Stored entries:
+---+

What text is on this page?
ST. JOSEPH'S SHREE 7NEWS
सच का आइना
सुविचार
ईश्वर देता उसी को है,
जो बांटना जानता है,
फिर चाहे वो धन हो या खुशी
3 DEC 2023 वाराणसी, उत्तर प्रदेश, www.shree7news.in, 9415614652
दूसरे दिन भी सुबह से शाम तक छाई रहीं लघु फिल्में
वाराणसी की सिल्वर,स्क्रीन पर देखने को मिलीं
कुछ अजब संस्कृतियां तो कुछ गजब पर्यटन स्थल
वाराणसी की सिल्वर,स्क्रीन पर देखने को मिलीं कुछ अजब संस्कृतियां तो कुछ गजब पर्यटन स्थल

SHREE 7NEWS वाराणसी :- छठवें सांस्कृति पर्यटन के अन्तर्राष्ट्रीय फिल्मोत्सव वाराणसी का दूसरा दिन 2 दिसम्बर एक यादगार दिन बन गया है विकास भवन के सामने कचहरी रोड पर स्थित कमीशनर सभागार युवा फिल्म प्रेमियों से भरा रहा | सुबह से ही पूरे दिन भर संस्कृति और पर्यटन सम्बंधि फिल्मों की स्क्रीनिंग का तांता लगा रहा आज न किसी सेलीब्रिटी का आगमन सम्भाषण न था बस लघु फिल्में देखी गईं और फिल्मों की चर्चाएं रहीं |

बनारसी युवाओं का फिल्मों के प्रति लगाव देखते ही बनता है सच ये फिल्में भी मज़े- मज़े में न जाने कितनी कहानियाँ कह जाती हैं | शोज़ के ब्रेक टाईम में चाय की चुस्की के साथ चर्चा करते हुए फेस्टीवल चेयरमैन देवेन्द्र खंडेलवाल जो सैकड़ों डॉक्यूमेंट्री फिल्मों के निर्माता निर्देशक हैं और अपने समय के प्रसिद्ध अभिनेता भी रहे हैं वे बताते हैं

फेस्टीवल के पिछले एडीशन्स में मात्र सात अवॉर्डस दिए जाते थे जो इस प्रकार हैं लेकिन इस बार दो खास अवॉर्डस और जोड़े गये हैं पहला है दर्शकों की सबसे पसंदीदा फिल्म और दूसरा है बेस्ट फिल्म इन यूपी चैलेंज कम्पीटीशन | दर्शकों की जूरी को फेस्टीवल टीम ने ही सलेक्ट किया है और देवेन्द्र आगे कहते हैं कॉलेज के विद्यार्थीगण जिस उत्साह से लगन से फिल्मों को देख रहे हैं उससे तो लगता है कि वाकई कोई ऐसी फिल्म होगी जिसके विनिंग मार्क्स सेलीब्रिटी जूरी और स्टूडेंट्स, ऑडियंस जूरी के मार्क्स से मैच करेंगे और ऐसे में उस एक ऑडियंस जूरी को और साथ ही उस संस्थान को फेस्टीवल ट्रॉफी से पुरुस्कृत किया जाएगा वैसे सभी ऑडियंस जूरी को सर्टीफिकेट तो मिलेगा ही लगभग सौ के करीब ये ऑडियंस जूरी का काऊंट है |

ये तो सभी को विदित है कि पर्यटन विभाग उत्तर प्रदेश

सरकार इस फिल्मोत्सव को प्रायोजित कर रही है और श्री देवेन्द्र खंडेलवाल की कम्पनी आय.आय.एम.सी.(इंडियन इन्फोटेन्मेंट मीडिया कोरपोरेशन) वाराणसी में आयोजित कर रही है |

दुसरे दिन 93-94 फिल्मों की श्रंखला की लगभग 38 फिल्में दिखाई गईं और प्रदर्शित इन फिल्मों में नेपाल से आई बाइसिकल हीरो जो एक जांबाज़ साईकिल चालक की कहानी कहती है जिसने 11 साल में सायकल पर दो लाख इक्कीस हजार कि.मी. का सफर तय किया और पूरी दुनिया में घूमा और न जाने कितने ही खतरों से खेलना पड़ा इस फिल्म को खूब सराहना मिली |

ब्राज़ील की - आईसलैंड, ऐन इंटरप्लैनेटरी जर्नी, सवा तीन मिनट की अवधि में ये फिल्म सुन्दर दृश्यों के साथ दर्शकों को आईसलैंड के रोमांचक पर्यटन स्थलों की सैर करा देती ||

+---+

Set out the complete listing exactly as shown.

The result:
What text is on this page?
ST. JOSEPH'S SHREE 7NEWS
सच का आइना
सुविचार
ईश्वर देता उसी को है,
जो बांटना जानता है,
फिर चाहे वो धन हो या खुशी
3 DEC 2023 वाराणसी, उत्तर प्रदेश, www.shree7news.in, 9415614652
दूसरे दिन भी सुबह से शाम तक छाई रहीं लघु फिल्में
वाराणसी की सिल्वर,स्क्रीन पर देखने को मिलीं
कुछ अजब संस्कृतियां तो कुछ गजब पर्यटन स्थल
वाराणसी की सिल्वर,स्क्रीन पर देखने को मिलीं कुछ अजब संस्कृतियां तो कुछ गजब पर्यटन स्थल

SHREE 7NEWS वाराणसी :- छठवें सांस्कृति पर्यटन के अन्तर्राष्ट्रीय फिल्मोत्सव वाराणसी का दूसरा दिन 2 दिसम्बर एक यादगार दिन बन गया है विकास भवन के सामने कचहरी रोड पर स्थित कमीशनर सभागार युवा फिल्म प्रेमियों से भरा रहा | सुबह से ही पूरे दिन भर संस्कृति और पर्यटन सम्बंधि फिल्मों की स्क्रीनिंग का तांता लगा रहा आज न किसी सेलीब्रिटी का आगमन सम्भाषण न था बस लघु फिल्में देखी गईं और फिल्मों की चर्चाएं रहीं |

बनारसी युवाओं का फिल्मों के प्रति लगाव देखते ही बनता है सच ये फिल्में भी मज़े- मज़े में न जाने कितनी कहानियाँ कह जाती हैं | शोज़ के ब्रेक टाईम में चाय की चुस्की के साथ चर्चा करते हुए फेस्टीवल चेयरमैन देवेन्द्र खंडेलवाल जो सैकड़ों डॉक्यूमेंट्री फिल्मों के निर्माता निर्देशक हैं और अपने समय के प्रसिद्ध अभिनेता भी रहे हैं वे बताते हैं

फेस्टीवल के पिछले एडीशन्स में मात्र सात अवॉर्डस दिए जाते थे जो इस प्रकार हैं लेकिन इस बार दो खास अवॉर्डस और जोड़े गये हैं पहला है दर्शकों की सबसे पसंदीदा फिल्म और दूसरा है बेस्ट फिल्म इन यूपी चैलेंज कम्पीटीशन | दर्शकों की जूरी को फेस्टीवल टीम ने ही सलेक्ट किया है और देवेन्द्र आगे कहते हैं कॉलेज के विद्यार्थीगण जिस उत्साह से लगन से फिल्मों को देख रहे हैं उससे तो लगता है कि वाकई कोई ऐसी फिल्म होगी जिसके विनिंग मार्क्स सेलीब्रिटी जूरी और स्टूडेंट्स, ऑडियंस जूरी के मार्क्स से मैच करेंगे और ऐसे में उस एक ऑडियंस जूरी को और साथ ही उस संस्थान को फेस्टीवल ट्रॉफी से पुरुस्कृत किया जाएगा वैसे सभी ऑडियंस जूरी को सर्टीफिकेट तो मिलेगा ही लगभग सौ के करीब ये ऑडियंस जूरी का काऊंट है |

ये तो सभी को विदित है कि पर्यटन विभाग उत्तर प्रदेश

सरकार इस फिल्मोत्सव को प्रायोजित कर रही है और श्री देवेन्द्र खंडेलवाल की कम्पनी आय.आय.एम.सी.(इंडियन इन्फोटेन्मेंट मीडिया कोरपोरेशन) वाराणसी में आयोजित कर रही है |

दुसरे दिन 93-94 फिल्मों की श्रंखला की लगभग 38 फिल्में दिखाई गईं और प्रदर्शित इन फिल्मों में नेपाल से आई बाइसिकल हीरो जो एक जांबाज़ साईकिल चालक की कहानी कहती है जिसने 11 साल में सायकल पर दो लाख इक्कीस हजार कि.मी. का सफर तय किया और पूरी दुनिया में घूमा और न जाने कितने ही खतरों से खेलना पड़ा इस फिल्म को खूब सराहना मिली |

ब्राज़ील की - आईसलैंड, ऐन इंटरप्लैनेटरी जर्नी, सवा तीन मिनट की अवधि में ये फिल्म सुन्दर दृश्यों के साथ दर्शकों को आईसलैंड के रोमांचक पर्यटन स्थलों की सैर करा देती ||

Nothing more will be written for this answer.